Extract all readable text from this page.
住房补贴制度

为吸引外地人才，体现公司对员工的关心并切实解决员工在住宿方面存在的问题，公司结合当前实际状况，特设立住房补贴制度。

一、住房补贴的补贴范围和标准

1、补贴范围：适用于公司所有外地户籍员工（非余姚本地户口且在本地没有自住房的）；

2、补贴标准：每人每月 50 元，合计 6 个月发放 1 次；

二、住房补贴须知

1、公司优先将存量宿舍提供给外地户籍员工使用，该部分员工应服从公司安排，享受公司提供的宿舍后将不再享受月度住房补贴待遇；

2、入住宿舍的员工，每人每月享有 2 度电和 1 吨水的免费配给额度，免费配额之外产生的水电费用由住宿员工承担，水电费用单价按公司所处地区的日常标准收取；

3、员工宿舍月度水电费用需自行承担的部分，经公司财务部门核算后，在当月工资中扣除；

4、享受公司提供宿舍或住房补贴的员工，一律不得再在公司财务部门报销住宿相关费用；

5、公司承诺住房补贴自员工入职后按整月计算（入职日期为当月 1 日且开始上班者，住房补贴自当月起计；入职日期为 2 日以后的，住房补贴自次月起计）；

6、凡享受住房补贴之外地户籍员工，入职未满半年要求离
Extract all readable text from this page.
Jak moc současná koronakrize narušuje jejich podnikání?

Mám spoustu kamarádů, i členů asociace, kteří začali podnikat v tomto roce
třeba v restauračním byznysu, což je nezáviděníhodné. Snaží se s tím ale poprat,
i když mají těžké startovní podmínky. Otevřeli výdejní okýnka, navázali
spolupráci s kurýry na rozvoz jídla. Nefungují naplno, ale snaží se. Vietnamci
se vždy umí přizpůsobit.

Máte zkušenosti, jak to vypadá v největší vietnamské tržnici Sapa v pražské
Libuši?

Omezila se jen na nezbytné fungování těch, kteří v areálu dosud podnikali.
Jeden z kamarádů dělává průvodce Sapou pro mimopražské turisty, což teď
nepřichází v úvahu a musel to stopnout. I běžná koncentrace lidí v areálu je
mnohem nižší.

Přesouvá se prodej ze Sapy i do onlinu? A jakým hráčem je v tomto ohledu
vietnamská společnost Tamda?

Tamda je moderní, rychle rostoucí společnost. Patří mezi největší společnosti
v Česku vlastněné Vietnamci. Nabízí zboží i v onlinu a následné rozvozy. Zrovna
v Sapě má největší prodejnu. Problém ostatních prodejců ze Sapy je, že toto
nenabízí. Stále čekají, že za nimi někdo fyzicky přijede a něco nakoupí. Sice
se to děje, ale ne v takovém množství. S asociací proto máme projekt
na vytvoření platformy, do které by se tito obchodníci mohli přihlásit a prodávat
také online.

* * *

-- EXERCISE DESCRIPTION --
Using the data above, print every record exactly as shown.

-- CORRECT OUTPUT --
Extract all readable text from this page.
住房补贴制度

为吸引外地人才，体现公司对员工的关心并切实解决员工在住宿方面存在的问题，公司结合当前实际状况，特设立住房补贴制度。

一、住房补贴的补贴范围和标准

1、补贴范围：适用于公司所有外地户籍员工（非余姚本地户口且在本地没有自住房的）；

2、补贴标准：每人每月 50 元，合计 6 个月发放 1 次；

二、住房补贴须知

1、公司优先将存量宿舍提供给外地户籍员工使用，该部分员工应服从公司安排，享受公司提供的宿舍后将不再享受月度住房补贴待遇；

2、入住宿舍的员工，每人每月享有 2 度电和 1 吨水的免费配给额度，免费配额之外产生的水电费用由住宿员工承担，水电费用单价按公司所处地区的日常标准收取；

3、员工宿舍月度水电费用需自行承担的部分，经公司财务部门核算后，在当月工资中扣除；

4、享受公司提供宿舍或住房补贴的员工，一律不得再在公司财务部门报销住宿相关费用；

5、公司承诺住房补贴自员工入职后按整月计算（入职日期为当月 1 日且开始上班者，住房补贴自当月起计；入职日期为 2 日以后的，住房补贴自次月起计）；

6、凡享受住房补贴之外地户籍员工，入职未满半年要求离
Extract all readable text from this page.
Jak moc současná koronakrize narušuje jejich podnikání?

Mám spoustu kamarádů, i členů asociace, kteří začali podnikat v tomto roce
třeba v restauračním byznysu, což je nezáviděníhodné. Snaží se s tím ale poprat,
i když mají těžké startovní podmínky. Otevřeli výdejní okýnka, navázali
spolupráci s kurýry na rozvoz jídla. Nefungují naplno, ale snaží se. Vietnamci
se vždy umí přizpůsobit.

Máte zkušenosti, jak to vypadá v největší vietnamské tržnici Sapa v pražské
Libuši?

Omezila se jen na nezbytné fungování těch, kteří v areálu dosud podnikali.
Jeden z kamarádů dělává průvodce Sapou pro mimopražské turisty, což teď
nepřichází v úvahu a musel to stopnout. I běžná koncentrace lidí v areálu je
mnohem nižší.

Přesouvá se prodej ze Sapy i do onlinu? A jakým hráčem je v tomto ohledu
vietnamská společnost Tamda?

Tamda je moderní, rychle rostoucí společnost. Patří mezi největší společnosti
v Česku vlastněné Vietnamci. Nabízí zboží i v onlinu a následné rozvozy. Zrovna
v Sapě má největší prodejnu. Problém ostatních prodejců ze Sapy je, že toto
nenabízí. Stále čekají, že za nimi někdo fyzicky přijede a něco nakoupí. Sice
se to děje, ale ne v takovém množství. S asociací proto máme projekt
na vytvoření platformy, do které by se tito obchodníci mohli přihlásit a prodávat
také online.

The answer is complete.